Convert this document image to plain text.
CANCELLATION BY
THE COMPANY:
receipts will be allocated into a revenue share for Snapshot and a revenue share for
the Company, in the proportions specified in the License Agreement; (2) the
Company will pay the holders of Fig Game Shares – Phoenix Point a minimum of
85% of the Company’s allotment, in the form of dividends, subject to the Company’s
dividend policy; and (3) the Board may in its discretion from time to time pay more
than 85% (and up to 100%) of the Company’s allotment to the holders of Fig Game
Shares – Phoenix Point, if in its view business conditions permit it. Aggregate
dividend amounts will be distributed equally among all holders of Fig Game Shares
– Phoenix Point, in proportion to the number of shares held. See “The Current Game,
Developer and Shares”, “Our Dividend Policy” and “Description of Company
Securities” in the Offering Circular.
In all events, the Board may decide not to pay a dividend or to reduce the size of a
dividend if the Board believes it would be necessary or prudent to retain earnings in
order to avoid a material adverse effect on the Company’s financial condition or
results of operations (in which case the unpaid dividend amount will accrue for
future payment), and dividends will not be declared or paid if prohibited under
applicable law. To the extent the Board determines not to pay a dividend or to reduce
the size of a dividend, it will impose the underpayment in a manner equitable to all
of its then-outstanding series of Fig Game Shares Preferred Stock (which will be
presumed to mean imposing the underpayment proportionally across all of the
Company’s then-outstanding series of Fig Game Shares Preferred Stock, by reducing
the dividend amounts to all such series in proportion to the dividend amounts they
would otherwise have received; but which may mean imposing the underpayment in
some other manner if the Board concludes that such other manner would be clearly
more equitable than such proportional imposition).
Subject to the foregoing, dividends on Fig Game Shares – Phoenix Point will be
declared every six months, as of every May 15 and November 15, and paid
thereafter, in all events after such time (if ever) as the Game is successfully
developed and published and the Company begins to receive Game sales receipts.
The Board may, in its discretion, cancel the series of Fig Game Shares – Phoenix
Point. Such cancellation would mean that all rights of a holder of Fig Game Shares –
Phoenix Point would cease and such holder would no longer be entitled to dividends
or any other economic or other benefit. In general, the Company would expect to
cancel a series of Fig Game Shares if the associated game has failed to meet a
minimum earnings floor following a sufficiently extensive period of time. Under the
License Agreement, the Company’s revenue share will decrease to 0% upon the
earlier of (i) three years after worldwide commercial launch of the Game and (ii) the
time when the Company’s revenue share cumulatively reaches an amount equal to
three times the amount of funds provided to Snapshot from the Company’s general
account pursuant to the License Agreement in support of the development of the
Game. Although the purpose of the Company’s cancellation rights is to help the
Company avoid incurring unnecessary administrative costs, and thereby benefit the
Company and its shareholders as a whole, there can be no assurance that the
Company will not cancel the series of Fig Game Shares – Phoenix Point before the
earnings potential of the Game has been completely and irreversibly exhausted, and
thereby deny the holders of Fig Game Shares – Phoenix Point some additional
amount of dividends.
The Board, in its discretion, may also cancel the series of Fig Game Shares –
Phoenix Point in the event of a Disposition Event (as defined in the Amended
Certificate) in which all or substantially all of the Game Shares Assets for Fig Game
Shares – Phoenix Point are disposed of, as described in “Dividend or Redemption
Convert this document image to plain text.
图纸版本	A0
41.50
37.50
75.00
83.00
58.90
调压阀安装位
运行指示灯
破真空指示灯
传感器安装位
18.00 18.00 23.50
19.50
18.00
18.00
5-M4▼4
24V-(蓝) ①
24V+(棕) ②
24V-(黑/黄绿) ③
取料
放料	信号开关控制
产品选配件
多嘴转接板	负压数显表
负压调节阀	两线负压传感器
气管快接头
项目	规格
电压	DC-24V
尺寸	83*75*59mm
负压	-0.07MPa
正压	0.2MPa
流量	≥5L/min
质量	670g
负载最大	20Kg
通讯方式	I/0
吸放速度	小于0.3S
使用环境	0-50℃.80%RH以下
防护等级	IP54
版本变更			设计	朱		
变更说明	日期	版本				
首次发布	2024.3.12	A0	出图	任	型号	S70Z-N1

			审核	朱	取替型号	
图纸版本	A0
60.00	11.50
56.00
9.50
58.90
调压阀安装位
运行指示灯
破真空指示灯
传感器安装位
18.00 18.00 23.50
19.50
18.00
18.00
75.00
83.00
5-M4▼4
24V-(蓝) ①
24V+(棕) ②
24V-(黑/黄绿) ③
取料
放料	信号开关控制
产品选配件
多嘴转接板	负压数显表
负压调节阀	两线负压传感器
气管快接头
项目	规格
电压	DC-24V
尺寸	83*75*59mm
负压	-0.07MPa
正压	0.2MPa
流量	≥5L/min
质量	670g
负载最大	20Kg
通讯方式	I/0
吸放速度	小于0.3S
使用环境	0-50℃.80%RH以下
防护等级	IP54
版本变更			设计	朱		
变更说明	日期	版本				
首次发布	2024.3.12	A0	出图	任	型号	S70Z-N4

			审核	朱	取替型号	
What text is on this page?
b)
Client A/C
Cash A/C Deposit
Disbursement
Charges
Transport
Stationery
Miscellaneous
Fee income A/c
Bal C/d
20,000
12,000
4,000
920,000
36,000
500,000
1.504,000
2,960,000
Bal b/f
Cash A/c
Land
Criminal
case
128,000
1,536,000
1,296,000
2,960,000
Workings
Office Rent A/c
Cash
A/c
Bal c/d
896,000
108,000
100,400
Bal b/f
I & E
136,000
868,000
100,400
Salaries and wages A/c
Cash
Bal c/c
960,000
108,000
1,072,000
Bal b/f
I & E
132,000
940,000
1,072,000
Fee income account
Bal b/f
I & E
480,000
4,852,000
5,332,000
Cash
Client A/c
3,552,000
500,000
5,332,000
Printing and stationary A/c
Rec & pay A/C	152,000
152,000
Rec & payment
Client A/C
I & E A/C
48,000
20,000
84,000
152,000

•••

▶ _Task objective_
All lines from the one with "What text is on this page?" through the final line above are to be quoted exactly; quote no other line.

▶ _Solution_
What text is on this page?
b)
Client A/C
Cash A/C Deposit
Disbursement
Charges
Transport
Stationery
Miscellaneous
Fee income A/c
Bal C/d
20,000
12,000
4,000
920,000
36,000
500,000
1.504,000
2,960,000
Bal b/f
Cash A/c
Land
Criminal
case
128,000
1,536,000
1,296,000
2,960,000
Workings
Office Rent A/c
Cash
A/c
Bal c/d
896,000
108,000
100,400
Bal b/f
I & E
136,000
868,000
100,400
Salaries and wages A/c
Cash
Bal c/c
960,000
108,000
1,072,000
Bal b/f
I & E
132,000
940,000
1,072,000
Fee income account
Bal b/f
I & E
480,000
4,852,000
5,332,000
Cash
Client A/c
3,552,000
500,000
5,332,000
Printing and stationary A/c
Rec & pay A/C	152,000
152,000
Rec & payment
Client A/C
I & E A/C
48,000
20,000
84,000
152,000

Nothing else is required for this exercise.